> [Data for processing]

Start

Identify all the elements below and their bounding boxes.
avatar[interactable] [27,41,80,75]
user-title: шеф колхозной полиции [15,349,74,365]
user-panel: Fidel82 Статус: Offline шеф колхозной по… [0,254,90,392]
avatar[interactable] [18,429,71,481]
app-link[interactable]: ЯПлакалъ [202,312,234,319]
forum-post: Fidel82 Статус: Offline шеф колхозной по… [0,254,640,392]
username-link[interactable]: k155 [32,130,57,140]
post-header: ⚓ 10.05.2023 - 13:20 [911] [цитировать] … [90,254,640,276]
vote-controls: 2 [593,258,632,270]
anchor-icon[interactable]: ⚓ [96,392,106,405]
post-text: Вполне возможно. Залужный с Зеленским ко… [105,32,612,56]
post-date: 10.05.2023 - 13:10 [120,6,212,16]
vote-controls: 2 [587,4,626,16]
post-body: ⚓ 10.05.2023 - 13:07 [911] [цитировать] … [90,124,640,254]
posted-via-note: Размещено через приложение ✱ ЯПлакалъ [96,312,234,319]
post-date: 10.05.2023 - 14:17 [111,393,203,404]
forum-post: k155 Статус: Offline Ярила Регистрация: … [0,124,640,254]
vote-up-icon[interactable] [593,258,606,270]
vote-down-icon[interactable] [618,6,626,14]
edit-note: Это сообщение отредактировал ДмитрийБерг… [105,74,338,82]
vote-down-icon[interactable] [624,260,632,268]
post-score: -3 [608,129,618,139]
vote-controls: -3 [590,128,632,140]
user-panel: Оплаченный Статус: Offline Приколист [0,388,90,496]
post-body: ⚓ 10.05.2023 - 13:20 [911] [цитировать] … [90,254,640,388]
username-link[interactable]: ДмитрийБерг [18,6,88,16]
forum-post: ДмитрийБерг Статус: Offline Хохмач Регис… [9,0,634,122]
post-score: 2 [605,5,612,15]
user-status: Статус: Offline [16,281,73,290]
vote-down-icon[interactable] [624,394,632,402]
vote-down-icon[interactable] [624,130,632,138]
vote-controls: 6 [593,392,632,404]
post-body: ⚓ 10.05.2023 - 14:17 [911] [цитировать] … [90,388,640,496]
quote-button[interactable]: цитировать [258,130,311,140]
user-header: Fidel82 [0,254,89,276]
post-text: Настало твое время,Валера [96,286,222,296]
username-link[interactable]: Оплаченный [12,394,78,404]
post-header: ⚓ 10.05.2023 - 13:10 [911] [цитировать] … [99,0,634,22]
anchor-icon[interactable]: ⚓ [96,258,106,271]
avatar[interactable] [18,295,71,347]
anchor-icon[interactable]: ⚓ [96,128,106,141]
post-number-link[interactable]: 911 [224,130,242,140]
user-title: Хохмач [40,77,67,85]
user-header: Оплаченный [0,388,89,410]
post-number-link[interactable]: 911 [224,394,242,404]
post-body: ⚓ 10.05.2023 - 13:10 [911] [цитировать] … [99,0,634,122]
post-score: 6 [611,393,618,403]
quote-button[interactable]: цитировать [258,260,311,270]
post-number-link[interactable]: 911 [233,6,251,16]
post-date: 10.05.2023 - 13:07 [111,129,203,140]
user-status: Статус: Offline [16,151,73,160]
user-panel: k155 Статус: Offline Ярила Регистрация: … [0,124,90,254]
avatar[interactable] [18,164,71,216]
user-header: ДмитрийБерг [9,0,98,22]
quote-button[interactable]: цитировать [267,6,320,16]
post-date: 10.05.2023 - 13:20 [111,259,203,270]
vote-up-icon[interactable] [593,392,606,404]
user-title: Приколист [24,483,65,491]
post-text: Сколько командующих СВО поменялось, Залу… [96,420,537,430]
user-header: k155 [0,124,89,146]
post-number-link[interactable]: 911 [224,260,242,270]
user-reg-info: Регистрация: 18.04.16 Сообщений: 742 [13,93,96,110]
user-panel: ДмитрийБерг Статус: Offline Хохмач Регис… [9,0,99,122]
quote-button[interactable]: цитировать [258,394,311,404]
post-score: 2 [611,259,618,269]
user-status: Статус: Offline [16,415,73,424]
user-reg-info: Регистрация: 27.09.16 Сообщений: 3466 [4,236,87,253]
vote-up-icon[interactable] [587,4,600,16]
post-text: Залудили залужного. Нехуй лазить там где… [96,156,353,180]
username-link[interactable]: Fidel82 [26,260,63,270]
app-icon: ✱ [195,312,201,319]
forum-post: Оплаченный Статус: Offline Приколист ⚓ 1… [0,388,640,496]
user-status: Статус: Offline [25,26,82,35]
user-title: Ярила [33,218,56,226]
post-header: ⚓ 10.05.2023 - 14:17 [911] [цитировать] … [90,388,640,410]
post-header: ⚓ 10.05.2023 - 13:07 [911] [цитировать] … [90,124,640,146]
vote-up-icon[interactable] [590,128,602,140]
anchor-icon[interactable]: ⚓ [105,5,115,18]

End

> [The task] List every line in the records above that contains the word "score", copying each line in full.

> [The completed task]
post-score: -3 [608,129,618,139]
post-score: 2 [605,5,612,15]
post-score: 6 [611,393,618,403]
post-score: 2 [611,259,618,269]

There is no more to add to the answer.